▶ **Provided data**
══════════

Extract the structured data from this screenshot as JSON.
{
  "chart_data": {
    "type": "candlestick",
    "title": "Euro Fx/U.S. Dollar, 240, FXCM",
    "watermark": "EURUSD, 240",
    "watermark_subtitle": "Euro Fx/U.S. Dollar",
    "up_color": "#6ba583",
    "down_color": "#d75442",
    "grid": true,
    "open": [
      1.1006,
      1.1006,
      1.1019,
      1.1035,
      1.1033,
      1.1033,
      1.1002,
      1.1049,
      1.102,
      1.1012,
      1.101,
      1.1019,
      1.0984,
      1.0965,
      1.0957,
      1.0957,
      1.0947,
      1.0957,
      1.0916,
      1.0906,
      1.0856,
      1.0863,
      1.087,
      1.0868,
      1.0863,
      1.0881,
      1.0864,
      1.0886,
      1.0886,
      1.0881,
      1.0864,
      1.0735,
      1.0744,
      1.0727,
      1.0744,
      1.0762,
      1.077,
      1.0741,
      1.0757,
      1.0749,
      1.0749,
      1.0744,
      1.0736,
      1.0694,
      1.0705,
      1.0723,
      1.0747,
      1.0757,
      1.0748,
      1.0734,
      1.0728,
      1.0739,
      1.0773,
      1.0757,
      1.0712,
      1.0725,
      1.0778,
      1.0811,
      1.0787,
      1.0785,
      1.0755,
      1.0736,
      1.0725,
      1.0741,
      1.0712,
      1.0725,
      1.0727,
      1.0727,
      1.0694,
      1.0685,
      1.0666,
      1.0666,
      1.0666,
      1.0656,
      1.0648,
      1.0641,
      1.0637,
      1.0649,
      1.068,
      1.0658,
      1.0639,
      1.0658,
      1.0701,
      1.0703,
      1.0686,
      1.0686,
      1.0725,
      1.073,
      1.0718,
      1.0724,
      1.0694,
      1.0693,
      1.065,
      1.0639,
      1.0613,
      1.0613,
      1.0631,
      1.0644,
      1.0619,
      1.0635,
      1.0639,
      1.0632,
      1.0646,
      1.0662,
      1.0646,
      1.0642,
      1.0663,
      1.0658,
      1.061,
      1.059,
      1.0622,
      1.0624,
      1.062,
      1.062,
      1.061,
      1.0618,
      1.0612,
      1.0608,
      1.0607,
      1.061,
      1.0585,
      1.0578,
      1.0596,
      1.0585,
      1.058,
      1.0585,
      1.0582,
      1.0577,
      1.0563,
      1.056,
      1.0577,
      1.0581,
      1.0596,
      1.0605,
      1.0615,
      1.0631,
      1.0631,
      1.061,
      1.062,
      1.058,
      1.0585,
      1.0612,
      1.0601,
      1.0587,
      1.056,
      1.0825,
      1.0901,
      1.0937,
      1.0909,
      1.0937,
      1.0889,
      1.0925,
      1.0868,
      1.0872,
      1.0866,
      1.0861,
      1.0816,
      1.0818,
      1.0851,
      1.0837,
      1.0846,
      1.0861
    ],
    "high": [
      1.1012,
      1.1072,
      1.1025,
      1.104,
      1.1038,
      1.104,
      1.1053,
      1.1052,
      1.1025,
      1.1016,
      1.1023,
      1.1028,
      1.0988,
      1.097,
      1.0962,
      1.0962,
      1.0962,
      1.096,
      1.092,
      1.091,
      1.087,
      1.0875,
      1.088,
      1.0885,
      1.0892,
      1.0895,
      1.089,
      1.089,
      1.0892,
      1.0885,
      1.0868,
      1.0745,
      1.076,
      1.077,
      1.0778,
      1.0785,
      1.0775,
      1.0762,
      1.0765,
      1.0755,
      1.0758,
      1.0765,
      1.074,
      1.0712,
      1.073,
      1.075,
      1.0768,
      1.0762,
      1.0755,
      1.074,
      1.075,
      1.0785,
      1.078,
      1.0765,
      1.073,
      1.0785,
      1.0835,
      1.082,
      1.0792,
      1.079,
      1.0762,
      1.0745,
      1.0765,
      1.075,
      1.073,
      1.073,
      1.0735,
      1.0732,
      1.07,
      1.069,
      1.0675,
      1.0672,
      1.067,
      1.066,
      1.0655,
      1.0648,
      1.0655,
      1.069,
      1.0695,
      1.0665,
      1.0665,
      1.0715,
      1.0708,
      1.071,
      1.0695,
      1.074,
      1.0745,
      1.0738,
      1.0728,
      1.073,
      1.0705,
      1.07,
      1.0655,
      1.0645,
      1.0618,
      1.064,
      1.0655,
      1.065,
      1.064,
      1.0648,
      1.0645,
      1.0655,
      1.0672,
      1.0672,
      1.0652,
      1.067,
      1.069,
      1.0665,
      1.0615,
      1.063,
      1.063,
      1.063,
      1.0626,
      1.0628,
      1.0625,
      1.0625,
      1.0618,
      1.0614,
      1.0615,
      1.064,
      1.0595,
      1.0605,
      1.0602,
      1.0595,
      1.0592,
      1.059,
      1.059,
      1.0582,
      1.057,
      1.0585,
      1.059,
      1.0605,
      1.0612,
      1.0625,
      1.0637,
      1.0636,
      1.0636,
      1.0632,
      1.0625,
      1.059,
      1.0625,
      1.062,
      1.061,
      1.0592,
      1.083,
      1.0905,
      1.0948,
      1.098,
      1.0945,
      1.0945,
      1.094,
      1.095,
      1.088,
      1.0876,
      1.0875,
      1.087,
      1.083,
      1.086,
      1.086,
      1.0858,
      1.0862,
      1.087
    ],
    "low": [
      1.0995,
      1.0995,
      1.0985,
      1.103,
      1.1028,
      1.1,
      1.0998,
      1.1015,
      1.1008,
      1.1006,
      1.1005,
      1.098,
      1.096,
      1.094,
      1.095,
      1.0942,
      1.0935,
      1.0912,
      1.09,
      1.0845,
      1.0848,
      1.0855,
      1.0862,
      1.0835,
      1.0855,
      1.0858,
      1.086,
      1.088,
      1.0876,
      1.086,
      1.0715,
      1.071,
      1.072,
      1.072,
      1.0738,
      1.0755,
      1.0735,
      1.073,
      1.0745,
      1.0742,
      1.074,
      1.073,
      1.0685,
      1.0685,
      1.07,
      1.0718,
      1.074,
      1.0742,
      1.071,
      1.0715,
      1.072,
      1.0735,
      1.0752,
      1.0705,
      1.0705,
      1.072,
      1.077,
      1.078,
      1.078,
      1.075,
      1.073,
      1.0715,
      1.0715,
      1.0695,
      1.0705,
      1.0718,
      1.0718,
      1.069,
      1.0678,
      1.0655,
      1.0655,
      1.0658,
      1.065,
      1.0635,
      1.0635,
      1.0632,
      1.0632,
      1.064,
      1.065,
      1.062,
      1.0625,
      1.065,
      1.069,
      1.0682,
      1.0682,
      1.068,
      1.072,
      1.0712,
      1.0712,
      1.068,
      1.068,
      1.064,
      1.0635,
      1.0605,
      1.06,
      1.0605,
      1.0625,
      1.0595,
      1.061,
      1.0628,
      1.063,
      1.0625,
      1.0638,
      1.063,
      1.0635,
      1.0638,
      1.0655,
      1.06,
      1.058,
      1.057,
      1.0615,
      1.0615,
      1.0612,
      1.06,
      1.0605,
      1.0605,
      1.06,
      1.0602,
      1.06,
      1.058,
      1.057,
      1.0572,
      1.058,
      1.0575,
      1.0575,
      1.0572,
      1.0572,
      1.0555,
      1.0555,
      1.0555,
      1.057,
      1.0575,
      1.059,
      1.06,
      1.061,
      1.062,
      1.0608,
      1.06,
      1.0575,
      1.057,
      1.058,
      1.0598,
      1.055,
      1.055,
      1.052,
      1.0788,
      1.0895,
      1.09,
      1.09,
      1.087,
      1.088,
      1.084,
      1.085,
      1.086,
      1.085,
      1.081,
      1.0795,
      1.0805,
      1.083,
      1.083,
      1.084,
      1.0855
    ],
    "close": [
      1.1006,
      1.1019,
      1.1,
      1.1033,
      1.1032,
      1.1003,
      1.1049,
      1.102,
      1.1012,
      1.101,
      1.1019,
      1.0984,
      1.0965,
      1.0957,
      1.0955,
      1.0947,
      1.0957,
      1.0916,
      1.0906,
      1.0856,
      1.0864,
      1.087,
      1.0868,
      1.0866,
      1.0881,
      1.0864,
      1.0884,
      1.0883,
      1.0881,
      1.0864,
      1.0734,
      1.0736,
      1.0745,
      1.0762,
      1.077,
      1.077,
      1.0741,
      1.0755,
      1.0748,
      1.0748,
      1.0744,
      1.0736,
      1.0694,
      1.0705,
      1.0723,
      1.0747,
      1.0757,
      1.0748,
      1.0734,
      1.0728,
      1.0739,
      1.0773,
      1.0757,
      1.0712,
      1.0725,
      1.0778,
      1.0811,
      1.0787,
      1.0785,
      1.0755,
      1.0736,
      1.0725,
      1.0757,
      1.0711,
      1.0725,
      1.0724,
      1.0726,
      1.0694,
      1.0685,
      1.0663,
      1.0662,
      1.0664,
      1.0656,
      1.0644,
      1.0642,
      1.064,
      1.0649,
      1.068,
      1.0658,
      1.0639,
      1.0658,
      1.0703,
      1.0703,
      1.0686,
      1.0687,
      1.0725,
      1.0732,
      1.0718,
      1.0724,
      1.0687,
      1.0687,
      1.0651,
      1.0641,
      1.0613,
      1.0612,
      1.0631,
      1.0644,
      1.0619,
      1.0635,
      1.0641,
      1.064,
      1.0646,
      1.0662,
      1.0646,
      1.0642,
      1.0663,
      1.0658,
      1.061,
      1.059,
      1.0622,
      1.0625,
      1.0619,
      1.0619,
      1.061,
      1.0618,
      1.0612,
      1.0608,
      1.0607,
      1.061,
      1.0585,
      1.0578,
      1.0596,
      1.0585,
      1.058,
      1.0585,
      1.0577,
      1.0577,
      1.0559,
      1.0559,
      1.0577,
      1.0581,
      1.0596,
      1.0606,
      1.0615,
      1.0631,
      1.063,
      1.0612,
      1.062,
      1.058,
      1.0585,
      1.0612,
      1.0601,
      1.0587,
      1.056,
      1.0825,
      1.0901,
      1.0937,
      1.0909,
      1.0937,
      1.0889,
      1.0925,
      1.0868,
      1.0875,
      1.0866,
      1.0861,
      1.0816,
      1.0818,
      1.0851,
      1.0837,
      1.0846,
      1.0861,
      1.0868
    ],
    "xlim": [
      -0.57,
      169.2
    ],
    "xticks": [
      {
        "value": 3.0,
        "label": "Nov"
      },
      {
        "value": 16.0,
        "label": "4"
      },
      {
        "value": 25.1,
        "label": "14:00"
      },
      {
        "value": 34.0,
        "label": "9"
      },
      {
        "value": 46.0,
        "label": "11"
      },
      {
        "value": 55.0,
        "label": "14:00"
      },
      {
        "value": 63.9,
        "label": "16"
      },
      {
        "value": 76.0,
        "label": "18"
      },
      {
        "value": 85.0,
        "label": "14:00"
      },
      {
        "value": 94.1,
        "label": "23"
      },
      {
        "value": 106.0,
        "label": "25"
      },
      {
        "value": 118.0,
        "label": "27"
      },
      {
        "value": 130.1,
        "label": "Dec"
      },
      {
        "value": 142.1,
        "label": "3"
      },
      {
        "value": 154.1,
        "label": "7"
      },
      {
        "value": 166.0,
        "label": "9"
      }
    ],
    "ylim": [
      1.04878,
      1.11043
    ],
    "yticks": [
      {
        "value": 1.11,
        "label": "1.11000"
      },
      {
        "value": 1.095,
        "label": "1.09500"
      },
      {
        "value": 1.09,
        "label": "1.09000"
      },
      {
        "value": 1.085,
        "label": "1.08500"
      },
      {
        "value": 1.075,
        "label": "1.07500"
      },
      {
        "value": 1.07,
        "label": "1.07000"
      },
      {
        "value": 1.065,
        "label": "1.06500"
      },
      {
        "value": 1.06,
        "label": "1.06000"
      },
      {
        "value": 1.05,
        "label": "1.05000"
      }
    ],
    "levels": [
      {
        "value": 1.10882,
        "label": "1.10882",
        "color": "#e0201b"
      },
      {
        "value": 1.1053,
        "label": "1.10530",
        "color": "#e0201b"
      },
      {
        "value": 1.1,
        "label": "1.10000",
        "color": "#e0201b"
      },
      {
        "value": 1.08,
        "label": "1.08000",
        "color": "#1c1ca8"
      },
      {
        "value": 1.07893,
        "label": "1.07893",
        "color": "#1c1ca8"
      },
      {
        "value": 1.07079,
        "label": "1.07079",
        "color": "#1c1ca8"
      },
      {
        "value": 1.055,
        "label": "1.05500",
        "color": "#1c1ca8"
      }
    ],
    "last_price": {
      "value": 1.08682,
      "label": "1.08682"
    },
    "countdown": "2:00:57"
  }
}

══════════

▶ **The exercise**
List each line holding the string "Euro".

▶ **The solution**
    "title": "Euro Fx/U.S. Dollar, 240, FXCM",
    "watermark_subtitle": "Euro Fx/U.S. Dollar",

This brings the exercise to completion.